## Request
Give the count of lines that include the string "icon". Add nothing to it.

-=-=-

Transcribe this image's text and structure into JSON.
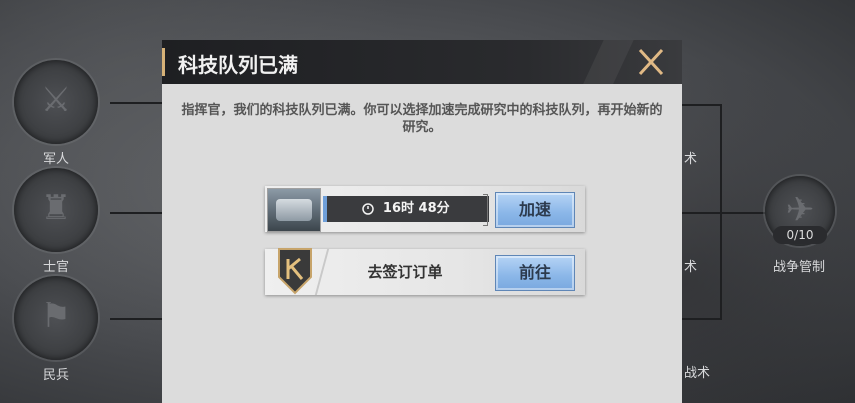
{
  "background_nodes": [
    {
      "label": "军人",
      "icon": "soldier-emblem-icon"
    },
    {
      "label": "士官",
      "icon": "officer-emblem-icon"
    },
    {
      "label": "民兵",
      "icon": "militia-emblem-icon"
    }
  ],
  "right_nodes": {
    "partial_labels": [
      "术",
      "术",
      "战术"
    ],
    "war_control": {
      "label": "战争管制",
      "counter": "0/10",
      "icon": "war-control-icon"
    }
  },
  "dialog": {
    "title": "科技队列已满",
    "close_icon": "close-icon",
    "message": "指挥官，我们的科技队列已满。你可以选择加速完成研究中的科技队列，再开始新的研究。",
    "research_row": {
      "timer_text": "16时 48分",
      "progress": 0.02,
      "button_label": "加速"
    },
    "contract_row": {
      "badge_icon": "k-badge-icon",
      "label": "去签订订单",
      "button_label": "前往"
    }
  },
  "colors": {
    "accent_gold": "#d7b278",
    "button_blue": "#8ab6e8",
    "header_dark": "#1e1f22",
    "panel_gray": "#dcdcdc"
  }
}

-=-=-

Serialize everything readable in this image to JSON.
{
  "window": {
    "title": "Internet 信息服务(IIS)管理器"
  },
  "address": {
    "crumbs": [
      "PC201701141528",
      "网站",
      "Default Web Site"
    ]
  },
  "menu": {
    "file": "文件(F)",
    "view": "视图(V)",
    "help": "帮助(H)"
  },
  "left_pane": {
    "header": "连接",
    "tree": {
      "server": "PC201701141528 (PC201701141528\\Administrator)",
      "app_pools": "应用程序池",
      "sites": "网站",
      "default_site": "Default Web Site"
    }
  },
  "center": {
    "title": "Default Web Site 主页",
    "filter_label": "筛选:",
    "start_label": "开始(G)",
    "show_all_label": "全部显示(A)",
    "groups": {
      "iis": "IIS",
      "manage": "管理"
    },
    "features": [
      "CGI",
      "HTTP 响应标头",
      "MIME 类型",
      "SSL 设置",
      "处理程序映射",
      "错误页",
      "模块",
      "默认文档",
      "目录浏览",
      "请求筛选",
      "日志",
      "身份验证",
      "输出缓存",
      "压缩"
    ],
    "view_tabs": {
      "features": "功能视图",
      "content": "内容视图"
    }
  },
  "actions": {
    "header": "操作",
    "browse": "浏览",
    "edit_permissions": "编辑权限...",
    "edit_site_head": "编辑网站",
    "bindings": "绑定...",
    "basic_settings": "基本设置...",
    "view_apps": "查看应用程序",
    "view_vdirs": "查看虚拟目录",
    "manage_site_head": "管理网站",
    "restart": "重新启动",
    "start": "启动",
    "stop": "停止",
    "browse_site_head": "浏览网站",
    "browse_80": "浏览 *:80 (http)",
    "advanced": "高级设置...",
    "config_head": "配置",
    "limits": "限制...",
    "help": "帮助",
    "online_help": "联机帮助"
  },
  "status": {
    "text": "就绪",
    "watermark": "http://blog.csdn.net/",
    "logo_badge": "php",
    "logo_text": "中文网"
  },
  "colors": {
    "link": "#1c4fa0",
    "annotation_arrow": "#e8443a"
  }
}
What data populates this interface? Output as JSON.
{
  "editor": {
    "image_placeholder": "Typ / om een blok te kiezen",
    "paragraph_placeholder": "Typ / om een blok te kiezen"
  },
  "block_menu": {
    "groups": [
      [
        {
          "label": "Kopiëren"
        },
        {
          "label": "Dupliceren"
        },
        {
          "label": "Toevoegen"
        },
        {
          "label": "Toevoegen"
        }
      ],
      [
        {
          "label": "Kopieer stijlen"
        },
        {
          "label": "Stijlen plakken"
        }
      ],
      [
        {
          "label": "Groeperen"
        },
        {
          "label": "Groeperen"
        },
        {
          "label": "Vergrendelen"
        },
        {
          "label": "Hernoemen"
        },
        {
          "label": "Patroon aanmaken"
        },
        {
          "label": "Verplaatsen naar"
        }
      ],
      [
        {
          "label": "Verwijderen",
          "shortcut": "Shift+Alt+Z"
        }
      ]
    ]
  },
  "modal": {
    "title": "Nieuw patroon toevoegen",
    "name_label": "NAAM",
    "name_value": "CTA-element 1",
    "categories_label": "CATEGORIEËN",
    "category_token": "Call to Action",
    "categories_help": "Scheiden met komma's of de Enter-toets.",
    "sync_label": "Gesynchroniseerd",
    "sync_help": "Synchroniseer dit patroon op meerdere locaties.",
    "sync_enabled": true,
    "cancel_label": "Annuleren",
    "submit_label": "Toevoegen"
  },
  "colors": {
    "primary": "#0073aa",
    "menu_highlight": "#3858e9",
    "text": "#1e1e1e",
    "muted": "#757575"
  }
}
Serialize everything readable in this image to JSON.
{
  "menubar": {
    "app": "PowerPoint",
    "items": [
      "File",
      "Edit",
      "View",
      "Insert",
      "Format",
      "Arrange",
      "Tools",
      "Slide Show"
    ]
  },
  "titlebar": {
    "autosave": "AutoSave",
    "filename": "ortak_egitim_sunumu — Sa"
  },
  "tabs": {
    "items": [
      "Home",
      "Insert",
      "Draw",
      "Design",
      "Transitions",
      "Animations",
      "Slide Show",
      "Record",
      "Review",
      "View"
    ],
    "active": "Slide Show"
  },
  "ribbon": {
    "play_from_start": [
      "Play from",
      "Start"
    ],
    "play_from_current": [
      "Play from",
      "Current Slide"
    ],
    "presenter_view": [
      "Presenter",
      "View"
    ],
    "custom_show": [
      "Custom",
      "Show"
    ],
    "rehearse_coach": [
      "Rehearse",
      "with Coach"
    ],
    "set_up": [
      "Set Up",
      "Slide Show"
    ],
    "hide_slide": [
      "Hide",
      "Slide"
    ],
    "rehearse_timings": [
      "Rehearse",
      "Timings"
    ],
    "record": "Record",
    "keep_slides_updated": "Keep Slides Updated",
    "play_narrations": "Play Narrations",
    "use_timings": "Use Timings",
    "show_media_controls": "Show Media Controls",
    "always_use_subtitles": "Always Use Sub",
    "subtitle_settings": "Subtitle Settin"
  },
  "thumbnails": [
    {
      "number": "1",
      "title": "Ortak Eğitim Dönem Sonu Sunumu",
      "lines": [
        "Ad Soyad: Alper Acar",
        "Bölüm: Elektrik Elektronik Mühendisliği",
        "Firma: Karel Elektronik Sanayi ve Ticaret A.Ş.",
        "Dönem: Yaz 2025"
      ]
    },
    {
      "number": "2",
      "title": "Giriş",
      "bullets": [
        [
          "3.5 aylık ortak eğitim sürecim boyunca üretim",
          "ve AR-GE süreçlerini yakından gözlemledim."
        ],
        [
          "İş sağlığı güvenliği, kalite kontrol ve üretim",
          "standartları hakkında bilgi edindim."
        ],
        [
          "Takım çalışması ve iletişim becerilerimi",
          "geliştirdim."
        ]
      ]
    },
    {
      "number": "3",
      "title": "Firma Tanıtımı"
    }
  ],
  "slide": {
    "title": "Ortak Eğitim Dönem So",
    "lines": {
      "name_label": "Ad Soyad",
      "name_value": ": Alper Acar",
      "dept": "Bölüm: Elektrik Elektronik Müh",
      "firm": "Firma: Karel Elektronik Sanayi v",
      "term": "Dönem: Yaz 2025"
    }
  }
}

-=-=-

## In response
6